* _Your goal_
Filter these entries, keeping only lines that hold the word "Breslau".

[Data records]

-*-

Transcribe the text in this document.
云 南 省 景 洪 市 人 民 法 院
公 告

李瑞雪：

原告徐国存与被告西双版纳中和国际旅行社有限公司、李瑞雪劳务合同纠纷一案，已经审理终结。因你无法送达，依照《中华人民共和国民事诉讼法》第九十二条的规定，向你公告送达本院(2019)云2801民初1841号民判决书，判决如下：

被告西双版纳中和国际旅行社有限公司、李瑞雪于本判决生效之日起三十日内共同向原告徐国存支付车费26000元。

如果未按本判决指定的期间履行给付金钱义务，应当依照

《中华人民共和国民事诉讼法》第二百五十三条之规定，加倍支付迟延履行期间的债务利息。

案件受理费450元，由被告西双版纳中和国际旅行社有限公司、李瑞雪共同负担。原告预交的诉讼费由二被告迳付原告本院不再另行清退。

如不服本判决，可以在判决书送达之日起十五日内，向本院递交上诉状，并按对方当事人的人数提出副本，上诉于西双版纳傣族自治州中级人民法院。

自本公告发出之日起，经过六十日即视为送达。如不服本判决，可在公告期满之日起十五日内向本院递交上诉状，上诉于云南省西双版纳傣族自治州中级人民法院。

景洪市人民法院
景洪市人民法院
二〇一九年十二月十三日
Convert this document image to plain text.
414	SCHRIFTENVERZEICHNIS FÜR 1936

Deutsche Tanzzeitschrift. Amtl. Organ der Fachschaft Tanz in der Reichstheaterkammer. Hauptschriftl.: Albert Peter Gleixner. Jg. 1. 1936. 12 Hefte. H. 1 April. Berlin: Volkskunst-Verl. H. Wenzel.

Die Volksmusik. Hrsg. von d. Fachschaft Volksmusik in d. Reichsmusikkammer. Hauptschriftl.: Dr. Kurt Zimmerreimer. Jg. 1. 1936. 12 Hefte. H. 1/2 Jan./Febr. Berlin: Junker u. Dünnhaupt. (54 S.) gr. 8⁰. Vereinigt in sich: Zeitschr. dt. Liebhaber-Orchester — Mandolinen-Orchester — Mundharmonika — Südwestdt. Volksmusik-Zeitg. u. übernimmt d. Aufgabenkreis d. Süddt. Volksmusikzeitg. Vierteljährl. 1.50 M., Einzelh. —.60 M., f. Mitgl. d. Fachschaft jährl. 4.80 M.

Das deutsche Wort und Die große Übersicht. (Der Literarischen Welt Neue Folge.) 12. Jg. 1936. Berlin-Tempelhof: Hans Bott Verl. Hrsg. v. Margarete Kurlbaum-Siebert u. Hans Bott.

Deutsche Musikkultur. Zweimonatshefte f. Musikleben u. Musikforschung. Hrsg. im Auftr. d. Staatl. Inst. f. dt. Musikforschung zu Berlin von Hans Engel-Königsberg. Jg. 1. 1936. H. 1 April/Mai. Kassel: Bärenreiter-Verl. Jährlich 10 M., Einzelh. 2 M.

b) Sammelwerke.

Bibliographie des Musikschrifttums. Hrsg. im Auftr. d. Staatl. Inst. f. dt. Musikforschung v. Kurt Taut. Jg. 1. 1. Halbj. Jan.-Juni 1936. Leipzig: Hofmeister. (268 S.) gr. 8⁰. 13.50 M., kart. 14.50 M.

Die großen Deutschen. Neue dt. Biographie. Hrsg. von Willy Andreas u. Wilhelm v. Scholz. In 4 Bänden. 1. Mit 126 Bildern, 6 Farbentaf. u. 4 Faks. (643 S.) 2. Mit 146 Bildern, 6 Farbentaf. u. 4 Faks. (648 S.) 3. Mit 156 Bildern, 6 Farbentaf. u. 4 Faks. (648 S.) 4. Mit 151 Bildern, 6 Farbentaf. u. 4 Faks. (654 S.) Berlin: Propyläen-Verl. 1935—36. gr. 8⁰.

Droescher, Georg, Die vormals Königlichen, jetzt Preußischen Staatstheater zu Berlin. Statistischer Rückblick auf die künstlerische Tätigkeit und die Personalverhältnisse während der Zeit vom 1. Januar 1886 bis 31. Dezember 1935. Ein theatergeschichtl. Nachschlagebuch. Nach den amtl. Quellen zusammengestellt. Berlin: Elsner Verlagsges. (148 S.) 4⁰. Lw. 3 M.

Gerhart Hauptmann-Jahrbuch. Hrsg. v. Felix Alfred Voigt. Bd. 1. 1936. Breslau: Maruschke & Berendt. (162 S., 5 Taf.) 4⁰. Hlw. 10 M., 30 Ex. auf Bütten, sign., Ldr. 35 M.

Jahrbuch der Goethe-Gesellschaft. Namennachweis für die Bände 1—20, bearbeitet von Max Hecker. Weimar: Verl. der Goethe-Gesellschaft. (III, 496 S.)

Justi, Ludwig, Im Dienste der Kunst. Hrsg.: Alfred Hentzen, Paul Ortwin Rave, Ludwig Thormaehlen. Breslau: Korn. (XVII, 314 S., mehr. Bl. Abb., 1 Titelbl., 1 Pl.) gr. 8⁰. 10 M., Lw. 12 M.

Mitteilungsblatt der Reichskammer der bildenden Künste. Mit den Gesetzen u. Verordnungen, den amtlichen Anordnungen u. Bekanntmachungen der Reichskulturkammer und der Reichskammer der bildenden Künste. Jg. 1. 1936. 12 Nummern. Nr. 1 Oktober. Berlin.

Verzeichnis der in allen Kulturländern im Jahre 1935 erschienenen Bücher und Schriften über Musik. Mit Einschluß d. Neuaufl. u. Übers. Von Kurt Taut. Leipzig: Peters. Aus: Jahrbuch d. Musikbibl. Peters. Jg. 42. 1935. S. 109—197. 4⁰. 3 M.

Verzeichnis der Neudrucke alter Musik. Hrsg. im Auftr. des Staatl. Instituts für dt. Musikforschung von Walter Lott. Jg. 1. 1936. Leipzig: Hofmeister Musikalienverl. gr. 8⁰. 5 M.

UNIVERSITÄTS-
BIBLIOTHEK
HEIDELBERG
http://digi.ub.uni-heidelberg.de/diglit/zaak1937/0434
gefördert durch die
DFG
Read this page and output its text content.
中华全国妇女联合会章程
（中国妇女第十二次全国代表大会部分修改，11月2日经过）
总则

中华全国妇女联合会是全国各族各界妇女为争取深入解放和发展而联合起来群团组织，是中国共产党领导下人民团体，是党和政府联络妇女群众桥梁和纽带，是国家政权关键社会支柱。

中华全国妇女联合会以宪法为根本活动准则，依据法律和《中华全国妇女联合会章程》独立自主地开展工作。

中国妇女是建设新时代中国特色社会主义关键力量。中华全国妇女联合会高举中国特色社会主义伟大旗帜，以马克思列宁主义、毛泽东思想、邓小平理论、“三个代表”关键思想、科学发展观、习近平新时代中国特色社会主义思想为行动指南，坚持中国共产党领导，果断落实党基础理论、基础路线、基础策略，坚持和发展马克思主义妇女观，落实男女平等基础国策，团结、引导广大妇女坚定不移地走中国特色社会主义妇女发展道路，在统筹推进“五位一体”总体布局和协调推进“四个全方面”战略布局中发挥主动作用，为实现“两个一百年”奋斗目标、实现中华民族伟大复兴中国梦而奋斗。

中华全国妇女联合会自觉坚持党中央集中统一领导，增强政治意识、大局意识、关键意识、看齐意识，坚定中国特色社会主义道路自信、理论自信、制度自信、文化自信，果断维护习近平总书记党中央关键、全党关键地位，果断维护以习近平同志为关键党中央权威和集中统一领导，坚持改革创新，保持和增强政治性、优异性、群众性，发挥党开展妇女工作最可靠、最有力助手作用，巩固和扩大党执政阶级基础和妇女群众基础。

-*-

* _Result of the exercise_
Gerhart Hauptmann-Jahrbuch. Hrsg. v. Felix Alfred Voigt. Bd. 1. 1936. Breslau: Maruschke & Berendt. (162 S., 5 Taf.) 4⁰. Hlw. 10 M., 30 Ex. auf Bütten, sign., Ldr. 35 M.
Justi, Ludwig, Im Dienste der Kunst. Hrsg.: Alfred Hentzen, Paul Ortwin Rave, Ludwig Thormaehlen. Breslau: Korn. (XVII, 314 S., mehr. Bl. Abb., 1 Titelbl., 1 Pl.) gr. 8⁰. 10 M., Lw. 12 M.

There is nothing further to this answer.